記述問題 A: 本文のうち「私たちは『ニッポン・ウォーズ』を」で始まる段落を、主な事実を残したまま、より短い文章に書き直せ。

本文:

15年前、劇場開場を飾ったのが、私と第三エロチカであったことを、今どれだけの人が知っているだろうか、あるいは覚えているだろうか?
私たちは『ニッポン・ウォーズ』を春秋座とスタジオ21で同時期に上演した。どういうことかというと、それぞれの劇場空間に合わせて、演出を変えてふたつの異なる舞台として上演した。こういうことができたのは、開場記念の時であったのと、性格の違うふたつの空間を持っているという、京都芸術劇場ならではの企画の成功だった。
しかし、その頃はというと、劇場、運営面、管理面においては、まったくもって今思い出すと笑ってしまうほどの未開と貧困にあった。比べるとまさしく現在は21世紀にふさわしいハード面を体現している。なんという発展ぶりだろうか。これはこれまで携わってきた劇場スタッフの、まさしく、冗談ではなく、汗と涙の賜物だ。

提供情報:
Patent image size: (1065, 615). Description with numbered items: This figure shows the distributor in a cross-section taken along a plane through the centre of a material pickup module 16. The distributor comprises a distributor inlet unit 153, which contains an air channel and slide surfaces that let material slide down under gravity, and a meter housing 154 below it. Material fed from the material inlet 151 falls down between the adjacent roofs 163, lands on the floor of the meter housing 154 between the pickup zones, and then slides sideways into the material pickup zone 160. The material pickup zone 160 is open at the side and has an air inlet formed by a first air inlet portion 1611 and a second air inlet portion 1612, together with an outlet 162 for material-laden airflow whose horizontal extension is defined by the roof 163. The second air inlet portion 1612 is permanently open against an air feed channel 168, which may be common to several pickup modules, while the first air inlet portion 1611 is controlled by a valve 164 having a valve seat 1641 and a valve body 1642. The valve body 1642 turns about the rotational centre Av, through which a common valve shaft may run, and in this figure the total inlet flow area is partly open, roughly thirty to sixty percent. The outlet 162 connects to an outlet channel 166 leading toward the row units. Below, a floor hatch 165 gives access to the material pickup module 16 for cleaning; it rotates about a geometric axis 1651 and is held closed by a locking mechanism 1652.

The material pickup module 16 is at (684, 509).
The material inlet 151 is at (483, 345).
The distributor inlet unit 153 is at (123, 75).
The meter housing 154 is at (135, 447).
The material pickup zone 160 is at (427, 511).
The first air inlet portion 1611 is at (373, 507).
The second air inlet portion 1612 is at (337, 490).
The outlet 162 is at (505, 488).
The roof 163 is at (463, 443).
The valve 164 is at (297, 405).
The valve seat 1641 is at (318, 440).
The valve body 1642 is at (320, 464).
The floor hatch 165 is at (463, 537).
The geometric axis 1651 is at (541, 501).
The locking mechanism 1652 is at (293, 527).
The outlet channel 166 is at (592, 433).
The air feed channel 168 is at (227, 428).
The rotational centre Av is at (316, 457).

記述問題 B: 図の配置データの行のうち、文字列「portion」を含むものをすべてそのまま書き写して報告せよ。

完全な解答 A: 私たちは『ニッポン・ウォーズ』を春秋座とスタジオ21で同時期に上演し、それぞれの劇場空間に合わせて演出を変えた、ふたつの異なる舞台とした。これが実現したのは、開場記念の時期であったことと、性格の違うふたつの空間を持つ京都芸術劇場ならではの企画が成功したためである。

完全な解答 B:
Patent image size: (1065, 615). Description with numbered items: This figure shows the distributor in a cross-section taken along a plane through the centre of a material pickup module 16. The distributor comprises a distributor inlet unit 153, which contains an air channel and slide surfaces that let material slide down under gravity, and a meter housing 154 below it. Material fed from the material inlet 151 falls down between the adjacent roofs 163, lands on the floor of the meter housing 154 between the pickup zones, and then slides sideways into the material pickup zone 160. The material pickup zone 160 is open at the side and has an air inlet formed by a first air inlet portion 1611 and a second air inlet portion 1612, together with an outlet 162 for material-laden airflow whose horizontal extension is defined by the roof 163. The second air inlet portion 1612 is permanently open against an air feed channel 168, which may be common to several pickup modules, while the first air inlet portion 1611 is controlled by a valve 164 having a valve seat 1641 and a valve body 1642. The valve body 1642 turns about the rotational centre Av, through which a common valve shaft may run, and in this figure the total inlet flow area is partly open, roughly thirty to sixty percent. The outlet 162 connects to an outlet channel 166 leading toward the row units. Below, a floor hatch 165 gives access to the material pickup module 16 for cleaning; it rotates about a geometric axis 1651 and is held closed by a locking mechanism 1652.
The first air inlet portion 1611 is at (373, 507).
The second air inlet portion 1612 is at (337, 490).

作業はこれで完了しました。